Pictures aside, quote the whole listing exactly.

○ ○ ○ ○

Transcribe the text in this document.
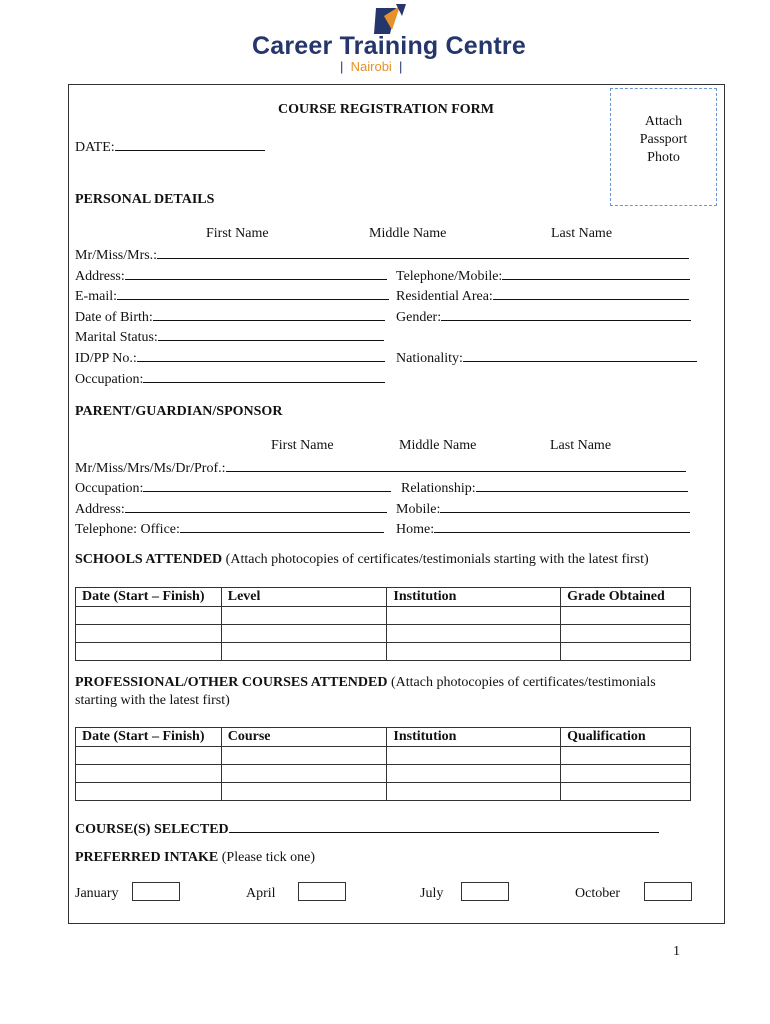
Career Training Centre
| Nairobi |
Attach
Passport
Photo
COURSE REGISTRATION FORM
DATE:
PERSONAL DETAILS
First Name	Middle Name	Last Name
Mr/Miss/Mrs.:
Address:	Telephone/Mobile:
E-mail:	Residential Area:
Date of Birth:	Gender:
Marital Status:
ID/PP No.:	Nationality:
Occupation:
PARENT/GUARDIAN/SPONSOR
First Name	Middle Name	Last Name
Mr/Miss/Mrs/Ms/Dr/Prof.:
Occupation:	Relationship:
Address:	Mobile:
Telephone: Office:	Home:
SCHOOLS ATTENDED (Attach photocopies of certificates/testimonials starting with the latest first)
Date (Start – Finish)	Level	Institution	Grade Obtained

PROFESSIONAL/OTHER COURSES ATTENDED (Attach photocopies of certificates/testimonials
starting with the latest first)
Date (Start – Finish)	Course	Institution	Qualification

COURSE(S) SELECTED
PREFERRED INTAKE (Please tick one)
January	April	July	October
1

○ ○ ○ ○

== Answer to the problem ==
Transcribe the text in this document.
Career Training Centre
| Nairobi |
Attach
Passport
Photo
COURSE REGISTRATION FORM
DATE:
PERSONAL DETAILS
First Name	Middle Name	Last Name
Mr/Miss/Mrs.:
Address:	Telephone/Mobile:
E-mail:	Residential Area:
Date of Birth:	Gender:
Marital Status:
ID/PP No.:	Nationality:
Occupation:
PARENT/GUARDIAN/SPONSOR
First Name	Middle Name	Last Name
Mr/Miss/Mrs/Ms/Dr/Prof.:
Occupation:	Relationship:
Address:	Mobile:
Telephone: Office:	Home:
SCHOOLS ATTENDED (Attach photocopies of certificates/testimonials starting with the latest first)
Date (Start – Finish)	Level	Institution	Grade Obtained

PROFESSIONAL/OTHER COURSES ATTENDED (Attach photocopies of certificates/testimonials
starting with the latest first)
Date (Start – Finish)	Course	Institution	Qualification

COURSE(S) SELECTED
PREFERRED INTAKE (Please tick one)
January	April	July	October
1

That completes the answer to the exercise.